= THE EXERCISE =
Copy each line of the records that holds the string "Diphtheria".

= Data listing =
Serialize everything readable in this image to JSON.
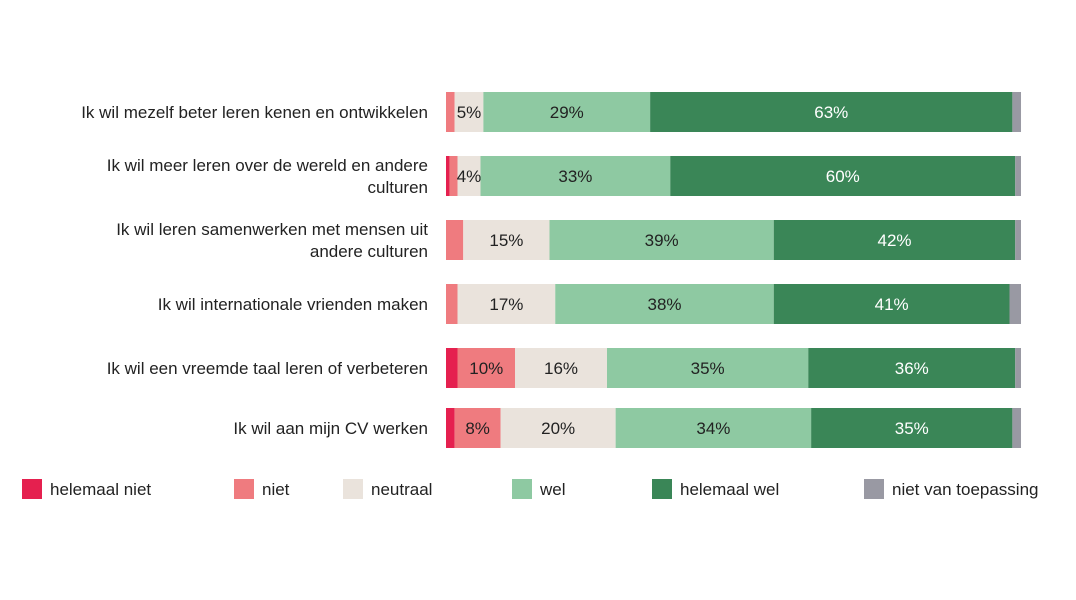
{
  "chart_data": {
    "type": "bar",
    "orientation": "horizontal",
    "stacked": true,
    "categories": [
      [
        "Ik wil mezelf beter leren kenen en ontwikkelen"
      ],
      [
        "Ik wil meer leren over de wereld en andere",
        "culturen"
      ],
      [
        "Ik wil leren samenwerken met mensen uit",
        "andere culturen"
      ],
      [
        "Ik wil internationale vrienden maken"
      ],
      [
        "Ik wil een vreemde taal leren of verbeteren"
      ],
      [
        "Ik wil aan mijn CV werken"
      ]
    ],
    "series": [
      {
        "name": "helemaal niet",
        "color": "#e5204f",
        "values": [
          0,
          0.6,
          0,
          0,
          2,
          1.5
        ],
        "labels": [
          "",
          "",
          "",
          "",
          "",
          ""
        ]
      },
      {
        "name": "niet",
        "color": "#ef7b7f",
        "values": [
          1.5,
          1.4,
          3,
          2,
          10,
          8
        ],
        "labels": [
          "",
          "",
          "",
          "",
          "10%",
          "8%"
        ]
      },
      {
        "name": "neutraal",
        "color": "#eae3dc",
        "values": [
          5,
          4,
          15,
          17,
          16,
          20
        ],
        "labels": [
          "5%",
          "4%",
          "15%",
          "17%",
          "16%",
          "20%"
        ]
      },
      {
        "name": "wel",
        "color": "#8ec9a2",
        "values": [
          29,
          33,
          39,
          38,
          35,
          34
        ],
        "labels": [
          "29%",
          "33%",
          "39%",
          "38%",
          "35%",
          "34%"
        ]
      },
      {
        "name": "helemaal wel",
        "color": "#3a8657",
        "values": [
          63,
          60,
          42,
          41,
          36,
          35
        ],
        "labels": [
          "63%",
          "60%",
          "42%",
          "41%",
          "36%",
          "35%"
        ]
      },
      {
        "name": "niet van toepassing",
        "color": "#9999a3",
        "values": [
          1.5,
          1,
          1,
          2,
          1,
          1.5
        ],
        "labels": [
          "",
          "",
          "",
          "",
          "",
          ""
        ]
      }
    ],
    "label_colors": {
      "dark_background": "#ffffff",
      "light_background": "#222222"
    },
    "legend_position": "bottom",
    "grid": false
  }
}
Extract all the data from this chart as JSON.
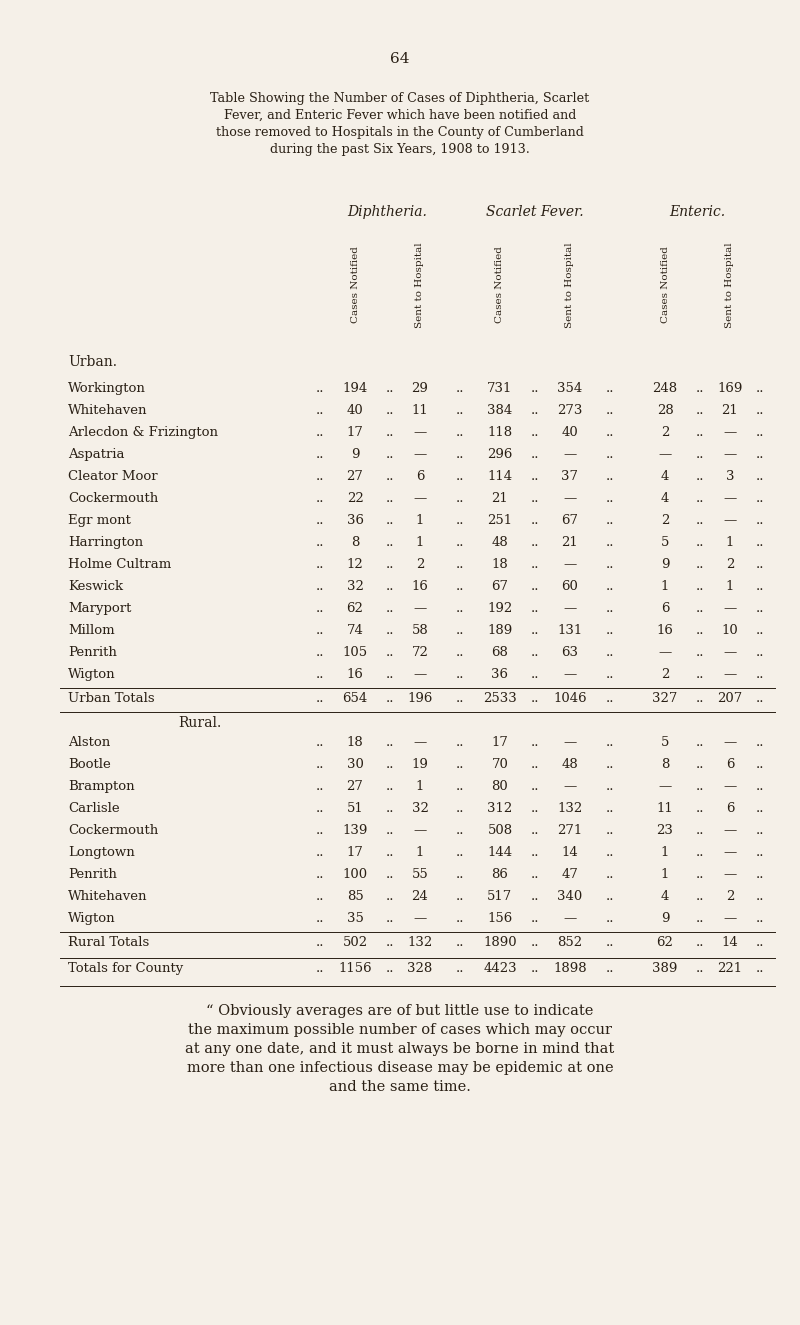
{
  "page_number": "64",
  "title_lines": [
    "Table Showing the Number of Cases of Diphtheria, Scarlet",
    "Fever, and Enteric Fever which have been notified and",
    "those removed to Hospitals in the County of Cumberland",
    "during the past Six Years, 1908 to 1913."
  ],
  "col_groups": [
    "Diphtheria.",
    "Scarlet Fever.",
    "Enteric."
  ],
  "col_headers": [
    "Cases Notified",
    "Sent to Hospital",
    "Cases Notified",
    "Sent to Hospital",
    "Cases Notified",
    "Sent to Hospital"
  ],
  "urban_rows": [
    [
      "Workington",
      "194",
      "29",
      "731",
      "354",
      "248",
      "169"
    ],
    [
      "Whitehaven",
      "40",
      "11",
      "384",
      "273",
      "28",
      "21"
    ],
    [
      "Arlecdon & Frizington",
      "17",
      "—",
      "118",
      "40",
      "2",
      "—"
    ],
    [
      "Aspatria",
      "9",
      "—",
      "296",
      "—",
      "—",
      "—"
    ],
    [
      "Cleator Moor",
      "27",
      "6",
      "114",
      "37",
      "4",
      "3"
    ],
    [
      "Cockermouth",
      "22",
      "—",
      "21",
      "—",
      "4",
      "—"
    ],
    [
      "Egr mont",
      "36",
      "1",
      "251",
      "67",
      "2",
      "—"
    ],
    [
      "Harrington",
      "8",
      "1",
      "48",
      "21",
      "5",
      "1"
    ],
    [
      "Holme Cultram",
      "12",
      "2",
      "18",
      "—",
      "9",
      "2"
    ],
    [
      "Keswick",
      "32",
      "16",
      "67",
      "60",
      "1",
      "1"
    ],
    [
      "Maryport",
      "62",
      "—",
      "192",
      "—",
      "6",
      "—"
    ],
    [
      "Millom",
      "74",
      "58",
      "189",
      "131",
      "16",
      "10"
    ],
    [
      "Penrith",
      "105",
      "72",
      "68",
      "63",
      "—",
      "—"
    ],
    [
      "Wigton",
      "16",
      "—",
      "36",
      "—",
      "2",
      "—"
    ]
  ],
  "urban_totals": [
    "Urban Totals",
    "654",
    "196",
    "2533",
    "1046",
    "327",
    "207"
  ],
  "rural_rows": [
    [
      "Alston",
      "18",
      "—",
      "17",
      "—",
      "5",
      "—"
    ],
    [
      "Bootle",
      "30",
      "19",
      "70",
      "48",
      "8",
      "6"
    ],
    [
      "Brampton",
      "27",
      "1",
      "80",
      "—",
      "—",
      "—"
    ],
    [
      "Carlisle",
      "51",
      "32",
      "312",
      "132",
      "11",
      "6"
    ],
    [
      "Cockermouth",
      "139",
      "—",
      "508",
      "271",
      "23",
      "—"
    ],
    [
      "Longtown",
      "17",
      "1",
      "144",
      "14",
      "1",
      "—"
    ],
    [
      "Penrith",
      "100",
      "55",
      "86",
      "47",
      "1",
      "—"
    ],
    [
      "Whitehaven",
      "85",
      "24",
      "517",
      "340",
      "4",
      "2"
    ],
    [
      "Wigton",
      "35",
      "—",
      "156",
      "—",
      "9",
      "—"
    ]
  ],
  "rural_totals": [
    "Rural Totals",
    "502",
    "132",
    "1890",
    "852",
    "62",
    "14"
  ],
  "county_totals": [
    "Totals for County",
    "1156",
    "328",
    "4423",
    "1898",
    "389",
    "221"
  ],
  "footer_lines": [
    "“ Obviously averages are of but little use to indicate",
    "the maximum possible number of cases which may occur",
    "at any one date, and it must always be borne in mind that",
    "more than one infectious disease may be epidemic at one",
    "and the same time."
  ],
  "bg_color": "#f5f0e8",
  "text_color": "#2a2015"
}
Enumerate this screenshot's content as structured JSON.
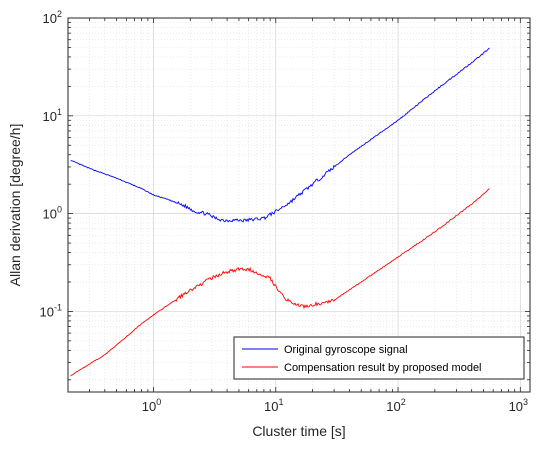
{
  "chart_data": {
    "type": "line",
    "xlabel": "Cluster time [s]",
    "ylabel": "Allan derivation [degree/h]",
    "xscale": "log",
    "yscale": "log",
    "xlim": [
      0.2,
      1200
    ],
    "ylim": [
      0.015,
      100
    ],
    "x_ticks": [
      {
        "base": "10",
        "exp": "0"
      },
      {
        "base": "10",
        "exp": "1"
      },
      {
        "base": "10",
        "exp": "2"
      },
      {
        "base": "10",
        "exp": "3"
      }
    ],
    "y_ticks": [
      {
        "base": "10",
        "exp": "-1"
      },
      {
        "base": "10",
        "exp": "0"
      },
      {
        "base": "10",
        "exp": "1"
      },
      {
        "base": "10",
        "exp": "2"
      }
    ],
    "grid": true,
    "legend_position": "bottom-right",
    "series": [
      {
        "name": "Original gyroscope signal",
        "color": "#0000ff",
        "x": [
          0.21,
          0.3,
          0.5,
          0.8,
          1.0,
          1.3,
          1.8,
          2.2,
          2.7,
          3.2,
          3.8,
          4.5,
          5.5,
          6.5,
          8.0,
          10,
          13,
          20,
          40,
          100,
          200,
          400,
          560
        ],
        "y": [
          3.5,
          2.9,
          2.3,
          1.8,
          1.55,
          1.4,
          1.2,
          1.05,
          1.0,
          0.9,
          0.85,
          0.86,
          0.85,
          0.87,
          0.9,
          1.05,
          1.3,
          2.0,
          4.0,
          9.0,
          18,
          35,
          49
        ]
      },
      {
        "name": "Compensation result by proposed model",
        "color": "#ff0000",
        "x": [
          0.21,
          0.3,
          0.4,
          0.6,
          0.8,
          1.0,
          1.5,
          2.0,
          3.0,
          4.0,
          5.0,
          6.0,
          7.0,
          8.0,
          9.0,
          10,
          12,
          15,
          18,
          22,
          30,
          50,
          100,
          200,
          400,
          560
        ],
        "y": [
          0.022,
          0.029,
          0.036,
          0.055,
          0.075,
          0.092,
          0.13,
          0.165,
          0.22,
          0.255,
          0.27,
          0.27,
          0.25,
          0.235,
          0.22,
          0.18,
          0.135,
          0.115,
          0.112,
          0.12,
          0.13,
          0.2,
          0.36,
          0.65,
          1.25,
          1.8
        ]
      }
    ]
  }
}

= EXPECTED ANSWER =
    "Table Showing the Number of Cases of Diphtheria, Scarlet",
    "Diphtheria.",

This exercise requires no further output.